§ **TASK INSTRUCTIONS**: Please retype the records below exactly, leaving out any pictures.

━━━━━━━━━━━━━━━━

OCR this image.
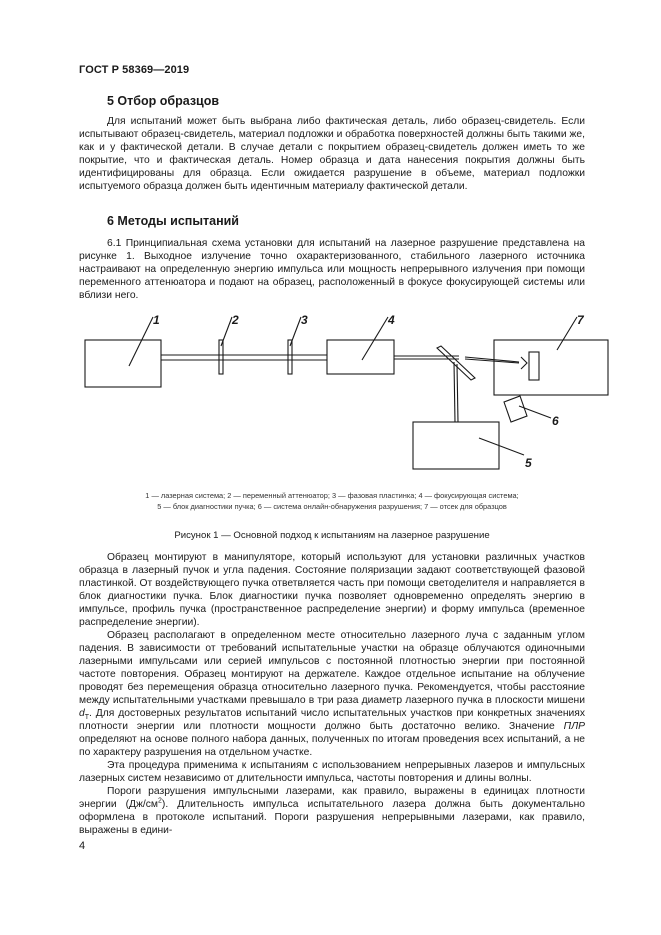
ГОСТ Р 58369—2019
5 Отбор образцов

Для испытаний может быть выбрана либо фактическая деталь, либо образец-свидетель. Если испытывают образец-свидетель, материал подложки и обработка поверхностей должны быть такими же, как и у фактической детали. В случае детали с покрытием образец-свидетель должен иметь то же покрытие, что и фактическая деталь. Номер образца и дата нанесения покрытия должны быть идентифицированы для образца. Если ожидается разрушение в объеме, материал подложки испытуемого образца должен быть идентичным материалу фактической детали.

6 Методы испытаний

6.1 Принципиальная схема установки для испытаний на лазерное разрушение представлена на рисунке 1. Выходное излучение точно охарактеризованного, стабильного лазерного источника настраивают на определенную энергию импульса или мощность непрерывного излучения при помощи переменного аттенюатора и подают на образец, расположенный в фокусе фокусирующей системы или вблизи него.

1	2	3	4
5
6
7
1 — лазерная система; 2 — переменный аттенюатор; 3 — фазовая пластинка; 4 — фокусирующая система;
5 — блок диагностики пучка; 6 — система онлайн-обнаружения разрушения; 7 — отсек для образцов
Рисунок 1 — Основной подход к испытаниям на лазерное разрушение

Образец монтируют в манипуляторе, который используют для установки различных участков образца в лазерный пучок и угла падения. Состояние поляризации задают соответствующей фазовой пластинкой. От воздействующего пучка ответвляется часть при помощи светоделителя и направляется в блок диагностики пучка. Блок диагностики пучка позволяет одновременно определять энергию в импульсе, профиль пучка (пространственное распределение энергии) и форму импульса (временное распределение энергии).

Образец располагают в определенном месте относительно лазерного луча с заданным углом падения. В зависимости от требований испытательные участки на образце облучаются одиночными лазерными импульсами или серией импульсов с постоянной плотностью энергии при постоянной частоте повторения. Образец монтируют на держателе. Каждое отдельное испытание на облучение проводят без перемещения образца относительно лазерного пучка. Рекомендуется, чтобы расстояние между испытательными участками превышало в три раза диаметр лазерного пучка в плоскости мишени $d_T$. Для достоверных результатов испытаний число испытательных участков при конкретных значениях плотности энергии или плотности мощности должно быть достаточно велико. Значение ПЛР определяют на основе полного набора данных, полученных по итогам проведения всех испытаний, а не по характеру разрушения на отдельном участке.

Эта процедура применима к испытаниям с использованием непрерывных лазеров и импульсных лазерных систем независимо от длительности импульса, частоты повторения и длины волны.

Пороги разрушения импульсными лазерами, как правило, выражены в единицах плотности энергии $(Дж/см^2)$. Длительность импульса испытательного лазера должна быть документально оформлена в протоколе испытаний. Пороги разрушения непрерывными лазерами, как правило, выражены в едини-

4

━━━━━━━━━━━━━━━━

§ **ANSWER TO THIS TASK**:
OCR this image.
ГОСТ Р 58369—2019
5 Отбор образцов

Для испытаний может быть выбрана либо фактическая деталь, либо образец-свидетель. Если испытывают образец-свидетель, материал подложки и обработка поверхностей должны быть такими же, как и у фактической детали. В случае детали с покрытием образец-свидетель должен иметь то же покрытие, что и фактическая деталь. Номер образца и дата нанесения покрытия должны быть идентифицированы для образца. Если ожидается разрушение в объеме, материал подложки испытуемого образца должен быть идентичным материалу фактической детали.

6 Методы испытаний

6.1 Принципиальная схема установки для испытаний на лазерное разрушение представлена на рисунке 1. Выходное излучение точно охарактеризованного, стабильного лазерного источника настраивают на определенную энергию импульса или мощность непрерывного излучения при помощи переменного аттенюатора и подают на образец, расположенный в фокусе фокусирующей системы или вблизи него.

1	2	3	4
5
6
7
1 — лазерная система; 2 — переменный аттенюатор; 3 — фазовая пластинка; 4 — фокусирующая система;
5 — блок диагностики пучка; 6 — система онлайн-обнаружения разрушения; 7 — отсек для образцов
Рисунок 1 — Основной подход к испытаниям на лазерное разрушение

Образец монтируют в манипуляторе, который используют для установки различных участков образца в лазерный пучок и угла падения. Состояние поляризации задают соответствующей фазовой пластинкой. От воздействующего пучка ответвляется часть при помощи светоделителя и направляется в блок диагностики пучка. Блок диагностики пучка позволяет одновременно определять энергию в импульсе, профиль пучка (пространственное распределение энергии) и форму импульса (временное распределение энергии).

Образец располагают в определенном месте относительно лазерного луча с заданным углом падения. В зависимости от требований испытательные участки на образце облучаются одиночными лазерными импульсами или серией импульсов с постоянной плотностью энергии при постоянной частоте повторения. Образец монтируют на держателе. Каждое отдельное испытание на облучение проводят без перемещения образца относительно лазерного пучка. Рекомендуется, чтобы расстояние между испытательными участками превышало в три раза диаметр лазерного пучка в плоскости мишени $d_T$. Для достоверных результатов испытаний число испытательных участков при конкретных значениях плотности энергии или плотности мощности должно быть достаточно велико. Значение ПЛР определяют на основе полного набора данных, полученных по итогам проведения всех испытаний, а не по характеру разрушения на отдельном участке.

Эта процедура применима к испытаниям с использованием непрерывных лазеров и импульсных лазерных систем независимо от длительности импульса, частоты повторения и длины волны.

Пороги разрушения импульсными лазерами, как правило, выражены в единицах плотности энергии $(Дж/см^2)$. Длительность импульса испытательного лазера должна быть документально оформлена в протоколе испытаний. Пороги разрушения непрерывными лазерами, как правило, выражены в едини-

4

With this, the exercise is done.